## INPUT RECORDS:
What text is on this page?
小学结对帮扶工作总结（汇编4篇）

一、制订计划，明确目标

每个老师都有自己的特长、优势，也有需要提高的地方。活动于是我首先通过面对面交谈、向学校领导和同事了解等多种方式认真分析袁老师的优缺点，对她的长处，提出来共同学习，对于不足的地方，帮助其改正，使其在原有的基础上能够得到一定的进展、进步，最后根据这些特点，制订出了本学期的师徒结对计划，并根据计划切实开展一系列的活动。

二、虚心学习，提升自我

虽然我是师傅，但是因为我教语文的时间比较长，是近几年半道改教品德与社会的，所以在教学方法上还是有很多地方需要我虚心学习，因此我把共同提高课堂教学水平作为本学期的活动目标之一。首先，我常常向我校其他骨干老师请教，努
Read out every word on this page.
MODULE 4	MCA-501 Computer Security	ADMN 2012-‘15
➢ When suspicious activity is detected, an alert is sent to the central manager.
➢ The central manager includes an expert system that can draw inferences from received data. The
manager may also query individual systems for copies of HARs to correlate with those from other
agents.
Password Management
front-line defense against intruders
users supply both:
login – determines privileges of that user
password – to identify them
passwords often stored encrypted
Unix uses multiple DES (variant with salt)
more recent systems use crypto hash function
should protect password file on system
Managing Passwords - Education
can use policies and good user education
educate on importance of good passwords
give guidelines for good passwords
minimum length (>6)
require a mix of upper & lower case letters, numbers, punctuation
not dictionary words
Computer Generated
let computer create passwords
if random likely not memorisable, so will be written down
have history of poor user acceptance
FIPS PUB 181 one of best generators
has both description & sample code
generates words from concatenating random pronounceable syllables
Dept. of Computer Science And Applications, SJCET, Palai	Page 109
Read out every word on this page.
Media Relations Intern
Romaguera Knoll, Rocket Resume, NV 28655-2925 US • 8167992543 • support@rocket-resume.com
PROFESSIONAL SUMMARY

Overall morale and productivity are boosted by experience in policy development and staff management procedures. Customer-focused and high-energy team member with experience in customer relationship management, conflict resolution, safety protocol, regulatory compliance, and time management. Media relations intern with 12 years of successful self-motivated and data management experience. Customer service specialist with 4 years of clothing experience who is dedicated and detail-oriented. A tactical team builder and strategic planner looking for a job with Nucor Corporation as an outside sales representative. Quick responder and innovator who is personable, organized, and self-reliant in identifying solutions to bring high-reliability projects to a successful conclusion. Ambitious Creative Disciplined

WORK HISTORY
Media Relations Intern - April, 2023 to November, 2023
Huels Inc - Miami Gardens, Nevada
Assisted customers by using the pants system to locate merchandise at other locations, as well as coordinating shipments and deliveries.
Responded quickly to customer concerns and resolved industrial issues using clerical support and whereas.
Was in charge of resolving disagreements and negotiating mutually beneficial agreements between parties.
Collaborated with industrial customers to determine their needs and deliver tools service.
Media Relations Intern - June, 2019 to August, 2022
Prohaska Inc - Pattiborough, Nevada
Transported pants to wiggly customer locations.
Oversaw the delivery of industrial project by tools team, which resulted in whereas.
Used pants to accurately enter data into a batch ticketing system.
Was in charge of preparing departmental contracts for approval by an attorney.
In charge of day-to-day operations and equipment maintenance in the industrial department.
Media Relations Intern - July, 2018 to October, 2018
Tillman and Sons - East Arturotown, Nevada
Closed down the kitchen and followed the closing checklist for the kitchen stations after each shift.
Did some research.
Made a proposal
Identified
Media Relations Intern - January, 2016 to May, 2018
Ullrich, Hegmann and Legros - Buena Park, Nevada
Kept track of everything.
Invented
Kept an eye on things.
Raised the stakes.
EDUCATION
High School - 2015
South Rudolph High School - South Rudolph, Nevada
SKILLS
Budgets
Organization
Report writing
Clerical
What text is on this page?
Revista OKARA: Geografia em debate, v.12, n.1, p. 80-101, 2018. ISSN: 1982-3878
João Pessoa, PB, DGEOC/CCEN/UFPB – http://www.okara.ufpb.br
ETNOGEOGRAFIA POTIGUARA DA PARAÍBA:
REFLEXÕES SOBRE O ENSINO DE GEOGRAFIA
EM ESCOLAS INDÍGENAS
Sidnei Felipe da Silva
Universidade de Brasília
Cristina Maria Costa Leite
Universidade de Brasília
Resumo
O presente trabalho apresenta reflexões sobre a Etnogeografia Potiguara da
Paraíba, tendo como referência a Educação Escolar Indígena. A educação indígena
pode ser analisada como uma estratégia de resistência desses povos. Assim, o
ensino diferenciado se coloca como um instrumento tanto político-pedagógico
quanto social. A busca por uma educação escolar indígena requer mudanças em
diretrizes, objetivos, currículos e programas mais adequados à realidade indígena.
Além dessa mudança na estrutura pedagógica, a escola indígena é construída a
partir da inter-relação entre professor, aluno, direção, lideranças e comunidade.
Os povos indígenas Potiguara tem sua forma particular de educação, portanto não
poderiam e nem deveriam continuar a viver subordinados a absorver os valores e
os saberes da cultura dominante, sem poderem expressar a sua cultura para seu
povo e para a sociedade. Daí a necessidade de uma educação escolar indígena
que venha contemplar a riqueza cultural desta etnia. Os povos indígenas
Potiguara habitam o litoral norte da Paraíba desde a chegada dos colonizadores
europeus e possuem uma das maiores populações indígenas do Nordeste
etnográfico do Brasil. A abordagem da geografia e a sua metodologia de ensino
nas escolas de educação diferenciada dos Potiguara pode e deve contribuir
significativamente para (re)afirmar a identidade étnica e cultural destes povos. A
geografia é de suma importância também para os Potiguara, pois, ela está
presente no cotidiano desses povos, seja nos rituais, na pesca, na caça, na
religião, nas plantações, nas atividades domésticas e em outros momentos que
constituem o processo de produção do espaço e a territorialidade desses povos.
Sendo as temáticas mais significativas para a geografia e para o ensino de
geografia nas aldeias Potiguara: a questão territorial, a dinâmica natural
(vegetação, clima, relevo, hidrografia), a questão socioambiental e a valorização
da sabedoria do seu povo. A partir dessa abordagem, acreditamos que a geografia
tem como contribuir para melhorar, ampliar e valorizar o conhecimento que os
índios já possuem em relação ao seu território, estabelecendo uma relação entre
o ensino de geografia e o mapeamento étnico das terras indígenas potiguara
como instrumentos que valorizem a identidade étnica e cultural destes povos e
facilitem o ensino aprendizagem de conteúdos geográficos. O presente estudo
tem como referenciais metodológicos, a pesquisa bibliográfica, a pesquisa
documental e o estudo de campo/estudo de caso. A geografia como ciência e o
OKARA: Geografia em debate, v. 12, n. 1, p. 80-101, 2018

## CHALLENGE:
From the data, list each line in which the string "étnica" appears.

## FULL OUTPUT:
significativamente para (re)afirmar a identidade étnica e cultural destes povos. A
como instrumentos que valorizem a identidade étnica e cultural destes povos e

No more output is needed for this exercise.